# TASK DESCRIPTION:
Copy every line of the material below, character for character, with nothing changed, added, or left out.

Spatial annotation entries:
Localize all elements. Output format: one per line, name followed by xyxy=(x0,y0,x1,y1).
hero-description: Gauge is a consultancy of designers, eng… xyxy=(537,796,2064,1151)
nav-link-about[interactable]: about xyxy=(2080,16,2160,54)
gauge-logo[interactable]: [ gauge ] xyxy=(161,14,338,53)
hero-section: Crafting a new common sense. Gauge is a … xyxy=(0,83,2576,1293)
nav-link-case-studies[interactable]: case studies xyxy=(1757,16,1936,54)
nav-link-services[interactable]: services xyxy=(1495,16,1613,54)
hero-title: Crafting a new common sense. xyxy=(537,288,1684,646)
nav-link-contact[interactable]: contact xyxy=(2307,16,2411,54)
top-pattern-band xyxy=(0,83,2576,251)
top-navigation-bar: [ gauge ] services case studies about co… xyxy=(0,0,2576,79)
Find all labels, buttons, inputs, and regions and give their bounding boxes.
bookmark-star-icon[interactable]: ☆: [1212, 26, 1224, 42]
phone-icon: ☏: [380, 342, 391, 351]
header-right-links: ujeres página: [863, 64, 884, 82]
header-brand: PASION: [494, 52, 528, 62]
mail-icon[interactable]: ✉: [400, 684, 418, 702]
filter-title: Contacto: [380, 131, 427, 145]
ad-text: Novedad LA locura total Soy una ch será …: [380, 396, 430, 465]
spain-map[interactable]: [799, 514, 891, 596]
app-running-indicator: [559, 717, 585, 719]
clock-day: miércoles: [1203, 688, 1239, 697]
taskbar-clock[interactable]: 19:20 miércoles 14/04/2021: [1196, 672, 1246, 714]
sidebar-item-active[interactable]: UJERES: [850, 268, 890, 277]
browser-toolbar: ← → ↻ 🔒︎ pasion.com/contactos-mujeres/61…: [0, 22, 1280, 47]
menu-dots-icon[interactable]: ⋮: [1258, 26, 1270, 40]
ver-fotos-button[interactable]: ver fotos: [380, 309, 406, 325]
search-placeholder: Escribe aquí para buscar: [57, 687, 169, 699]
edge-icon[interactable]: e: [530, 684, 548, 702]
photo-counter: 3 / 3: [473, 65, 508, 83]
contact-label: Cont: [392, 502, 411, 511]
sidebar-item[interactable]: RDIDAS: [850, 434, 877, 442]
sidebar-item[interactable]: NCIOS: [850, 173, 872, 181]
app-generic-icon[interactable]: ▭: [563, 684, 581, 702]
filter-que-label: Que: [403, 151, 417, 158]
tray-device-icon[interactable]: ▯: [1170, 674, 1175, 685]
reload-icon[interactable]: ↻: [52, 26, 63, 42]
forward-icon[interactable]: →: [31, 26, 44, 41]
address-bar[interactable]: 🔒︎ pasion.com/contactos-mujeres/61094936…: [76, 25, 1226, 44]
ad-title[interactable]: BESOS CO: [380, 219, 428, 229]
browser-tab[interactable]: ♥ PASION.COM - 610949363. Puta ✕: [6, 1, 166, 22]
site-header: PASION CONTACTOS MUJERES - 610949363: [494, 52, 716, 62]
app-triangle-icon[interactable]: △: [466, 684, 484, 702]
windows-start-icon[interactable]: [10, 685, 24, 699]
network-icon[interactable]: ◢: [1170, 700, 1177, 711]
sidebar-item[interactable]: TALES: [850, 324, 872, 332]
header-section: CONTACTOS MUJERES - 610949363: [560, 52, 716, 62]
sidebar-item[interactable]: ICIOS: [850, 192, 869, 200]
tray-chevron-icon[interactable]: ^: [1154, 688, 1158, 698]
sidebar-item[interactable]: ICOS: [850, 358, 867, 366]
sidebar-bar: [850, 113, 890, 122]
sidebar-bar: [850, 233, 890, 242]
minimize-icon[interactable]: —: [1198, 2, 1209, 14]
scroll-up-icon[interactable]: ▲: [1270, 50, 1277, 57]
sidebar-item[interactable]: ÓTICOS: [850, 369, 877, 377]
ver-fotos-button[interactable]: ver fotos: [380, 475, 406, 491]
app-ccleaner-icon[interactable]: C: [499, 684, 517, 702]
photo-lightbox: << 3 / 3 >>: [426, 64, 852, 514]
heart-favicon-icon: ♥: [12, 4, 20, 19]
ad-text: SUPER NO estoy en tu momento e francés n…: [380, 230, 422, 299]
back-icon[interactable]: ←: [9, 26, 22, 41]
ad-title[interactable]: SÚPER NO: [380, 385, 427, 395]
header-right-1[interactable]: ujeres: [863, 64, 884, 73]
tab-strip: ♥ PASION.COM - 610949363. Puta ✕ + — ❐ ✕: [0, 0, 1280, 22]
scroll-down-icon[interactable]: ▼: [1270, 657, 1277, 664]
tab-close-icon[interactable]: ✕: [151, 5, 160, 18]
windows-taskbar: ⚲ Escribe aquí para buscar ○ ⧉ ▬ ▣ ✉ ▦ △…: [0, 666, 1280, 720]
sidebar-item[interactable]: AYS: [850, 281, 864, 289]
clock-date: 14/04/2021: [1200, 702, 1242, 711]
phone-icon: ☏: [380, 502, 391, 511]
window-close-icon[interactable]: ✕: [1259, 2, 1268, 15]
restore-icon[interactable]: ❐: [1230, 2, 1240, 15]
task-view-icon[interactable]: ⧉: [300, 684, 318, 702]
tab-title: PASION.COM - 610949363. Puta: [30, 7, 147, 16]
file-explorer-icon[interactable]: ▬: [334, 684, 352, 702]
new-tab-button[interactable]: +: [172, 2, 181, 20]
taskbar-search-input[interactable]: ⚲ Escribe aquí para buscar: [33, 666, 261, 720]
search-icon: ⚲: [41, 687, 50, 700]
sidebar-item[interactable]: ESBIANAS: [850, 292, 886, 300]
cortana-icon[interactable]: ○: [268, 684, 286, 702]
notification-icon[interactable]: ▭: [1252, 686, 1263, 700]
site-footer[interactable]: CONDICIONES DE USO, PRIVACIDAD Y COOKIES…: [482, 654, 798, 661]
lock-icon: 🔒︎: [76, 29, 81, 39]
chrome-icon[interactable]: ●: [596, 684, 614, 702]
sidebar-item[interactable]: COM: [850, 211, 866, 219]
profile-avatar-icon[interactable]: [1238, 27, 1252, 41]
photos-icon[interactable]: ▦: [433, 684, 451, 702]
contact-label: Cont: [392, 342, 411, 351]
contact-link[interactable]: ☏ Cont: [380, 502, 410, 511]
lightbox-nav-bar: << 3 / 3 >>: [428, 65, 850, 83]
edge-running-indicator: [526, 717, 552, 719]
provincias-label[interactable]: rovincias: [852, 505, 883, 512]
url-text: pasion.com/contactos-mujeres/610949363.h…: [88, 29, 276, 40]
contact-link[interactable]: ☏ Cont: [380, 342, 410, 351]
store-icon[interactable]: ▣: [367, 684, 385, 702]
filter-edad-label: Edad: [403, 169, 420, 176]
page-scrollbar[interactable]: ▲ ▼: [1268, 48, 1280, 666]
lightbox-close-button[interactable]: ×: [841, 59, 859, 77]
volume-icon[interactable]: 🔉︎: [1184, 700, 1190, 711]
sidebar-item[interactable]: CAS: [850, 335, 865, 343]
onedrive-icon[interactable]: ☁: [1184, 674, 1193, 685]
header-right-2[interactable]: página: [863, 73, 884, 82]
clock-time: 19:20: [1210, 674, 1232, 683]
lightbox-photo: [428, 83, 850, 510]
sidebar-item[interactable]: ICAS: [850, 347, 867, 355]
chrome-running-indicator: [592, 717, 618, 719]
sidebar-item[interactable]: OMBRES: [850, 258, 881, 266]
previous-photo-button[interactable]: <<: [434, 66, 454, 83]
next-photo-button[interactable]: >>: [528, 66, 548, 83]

# EXERCISE RESULT:
Localize all elements. Output format: one per line, name followed by xyxy=(x0,y0,x1,y1).
hero-description: Gauge is a consultancy of designers, eng… xyxy=(537,796,2064,1151)
nav-link-about[interactable]: about xyxy=(2080,16,2160,54)
gauge-logo[interactable]: [ gauge ] xyxy=(161,14,338,53)
hero-section: Crafting a new common sense. Gauge is a … xyxy=(0,83,2576,1293)
nav-link-case-studies[interactable]: case studies xyxy=(1757,16,1936,54)
nav-link-services[interactable]: services xyxy=(1495,16,1613,54)
hero-title: Crafting a new common sense. xyxy=(537,288,1684,646)
nav-link-contact[interactable]: contact xyxy=(2307,16,2411,54)
top-pattern-band xyxy=(0,83,2576,251)
top-navigation-bar: [ gauge ] services case studies about co… xyxy=(0,0,2576,79)
Find all labels, buttons, inputs, and regions and give their bounding boxes.
bookmark-star-icon[interactable]: ☆: [1212, 26, 1224, 42]
phone-icon: ☏: [380, 342, 391, 351]
header-right-links: ujeres página: [863, 64, 884, 82]
header-brand: PASION: [494, 52, 528, 62]
mail-icon[interactable]: ✉: [400, 684, 418, 702]
filter-title: Contacto: [380, 131, 427, 145]
ad-text: Novedad LA locura total Soy una ch será …: [380, 396, 430, 465]
spain-map[interactable]: [799, 514, 891, 596]
app-running-indicator: [559, 717, 585, 719]
clock-day: miércoles: [1203, 688, 1239, 697]
taskbar-clock[interactable]: 19:20 miércoles 14/04/2021: [1196, 672, 1246, 714]
sidebar-item-active[interactable]: UJERES: [850, 268, 890, 277]
browser-toolbar: ← → ↻ 🔒︎ pasion.com/contactos-mujeres/61…: [0, 22, 1280, 47]
menu-dots-icon[interactable]: ⋮: [1258, 26, 1270, 40]
ver-fotos-button[interactable]: ver fotos: [380, 309, 406, 325]
search-placeholder: Escribe aquí para buscar: [57, 687, 169, 699]
edge-icon[interactable]: e: [530, 684, 548, 702]
photo-counter: 3 / 3: [473, 65, 508, 83]
contact-label: Cont: [392, 502, 411, 511]
sidebar-item[interactable]: RDIDAS: [850, 434, 877, 442]
sidebar-item[interactable]: NCIOS: [850, 173, 872, 181]
app-generic-icon[interactable]: ▭: [563, 684, 581, 702]
filter-que-label: Que: [403, 151, 417, 158]
tray-device-icon[interactable]: ▯: [1170, 674, 1175, 685]
reload-icon[interactable]: ↻: [52, 26, 63, 42]
forward-icon[interactable]: →: [31, 26, 44, 41]
address-bar[interactable]: 🔒︎ pasion.com/contactos-mujeres/61094936…: [76, 25, 1226, 44]
ad-title[interactable]: BESOS CO: [380, 219, 428, 229]
browser-tab[interactable]: ♥ PASION.COM - 610949363. Puta ✕: [6, 1, 166, 22]
site-header: PASION CONTACTOS MUJERES - 610949363: [494, 52, 716, 62]
app-triangle-icon[interactable]: △: [466, 684, 484, 702]
windows-start-icon[interactable]: [10, 685, 24, 699]
network-icon[interactable]: ◢: [1170, 700, 1177, 711]
sidebar-item[interactable]: TALES: [850, 324, 872, 332]
header-section: CONTACTOS MUJERES - 610949363: [560, 52, 716, 62]
sidebar-item[interactable]: ICIOS: [850, 192, 869, 200]
tray-chevron-icon[interactable]: ^: [1154, 688, 1158, 698]
sidebar-item[interactable]: ICOS: [850, 358, 867, 366]
sidebar-bar: [850, 113, 890, 122]
sidebar-bar: [850, 233, 890, 242]
minimize-icon[interactable]: —: [1198, 2, 1209, 14]
scroll-up-icon[interactable]: ▲: [1270, 50, 1277, 57]
sidebar-item[interactable]: ÓTICOS: [850, 369, 877, 377]
ver-fotos-button[interactable]: ver fotos: [380, 475, 406, 491]
app-ccleaner-icon[interactable]: C: [499, 684, 517, 702]
photo-lightbox: << 3 / 3 >>: [426, 64, 852, 514]
heart-favicon-icon: ♥: [12, 4, 20, 19]
ad-text: SUPER NO estoy en tu momento e francés n…: [380, 230, 422, 299]
back-icon[interactable]: ←: [9, 26, 22, 41]
ad-title[interactable]: SÚPER NO: [380, 385, 427, 395]
header-right-1[interactable]: ujeres: [863, 64, 884, 73]
tab-strip: ♥ PASION.COM - 610949363. Puta ✕ + — ❐ ✕: [0, 0, 1280, 22]
scroll-down-icon[interactable]: ▼: [1270, 657, 1277, 664]
tab-close-icon[interactable]: ✕: [151, 5, 160, 18]
windows-taskbar: ⚲ Escribe aquí para buscar ○ ⧉ ▬ ▣ ✉ ▦ △…: [0, 666, 1280, 720]
sidebar-item[interactable]: AYS: [850, 281, 864, 289]
clock-date: 14/04/2021: [1200, 702, 1242, 711]
phone-icon: ☏: [380, 502, 391, 511]
window-close-icon[interactable]: ✕: [1259, 2, 1268, 15]
restore-icon[interactable]: ❐: [1230, 2, 1240, 15]
task-view-icon[interactable]: ⧉: [300, 684, 318, 702]
tab-title: PASION.COM - 610949363. Puta: [30, 7, 147, 16]
file-explorer-icon[interactable]: ▬: [334, 684, 352, 702]
new-tab-button[interactable]: +: [172, 2, 181, 20]
taskbar-search-input[interactable]: ⚲ Escribe aquí para buscar: [33, 666, 261, 720]
search-icon: ⚲: [41, 687, 50, 700]
sidebar-item[interactable]: ESBIANAS: [850, 292, 886, 300]
cortana-icon[interactable]: ○: [268, 684, 286, 702]
notification-icon[interactable]: ▭: [1252, 686, 1263, 700]
site-footer[interactable]: CONDICIONES DE USO, PRIVACIDAD Y COOKIES…: [482, 654, 798, 661]
lock-icon: 🔒︎: [76, 29, 81, 39]
chrome-icon[interactable]: ●: [596, 684, 614, 702]
sidebar-item[interactable]: COM: [850, 211, 866, 219]
profile-avatar-icon[interactable]: [1238, 27, 1252, 41]
photos-icon[interactable]: ▦: [433, 684, 451, 702]
contact-label: Cont: [392, 342, 411, 351]
contact-link[interactable]: ☏ Cont: [380, 502, 410, 511]
lightbox-nav-bar: << 3 / 3 >>: [428, 65, 850, 83]
edge-running-indicator: [526, 717, 552, 719]
provincias-label[interactable]: rovincias: [852, 505, 883, 512]
url-text: pasion.com/contactos-mujeres/610949363.h…: [88, 29, 276, 40]
contact-link[interactable]: ☏ Cont: [380, 342, 410, 351]
store-icon[interactable]: ▣: [367, 684, 385, 702]
filter-edad-label: Edad: [403, 169, 420, 176]
page-scrollbar[interactable]: ▲ ▼: [1268, 48, 1280, 666]
lightbox-close-button[interactable]: ×: [841, 59, 859, 77]
volume-icon[interactable]: 🔉︎: [1184, 700, 1190, 711]
sidebar-item[interactable]: CAS: [850, 335, 865, 343]
onedrive-icon[interactable]: ☁: [1184, 674, 1193, 685]
header-right-2[interactable]: página: [863, 73, 884, 82]
clock-time: 19:20: [1210, 674, 1232, 683]
lightbox-photo: [428, 83, 850, 510]
sidebar-item[interactable]: ICAS: [850, 347, 867, 355]
chrome-running-indicator: [592, 717, 618, 719]
sidebar-item[interactable]: OMBRES: [850, 258, 881, 266]
previous-photo-button[interactable]: <<: [434, 66, 454, 83]
next-photo-button[interactable]: >>: [528, 66, 548, 83]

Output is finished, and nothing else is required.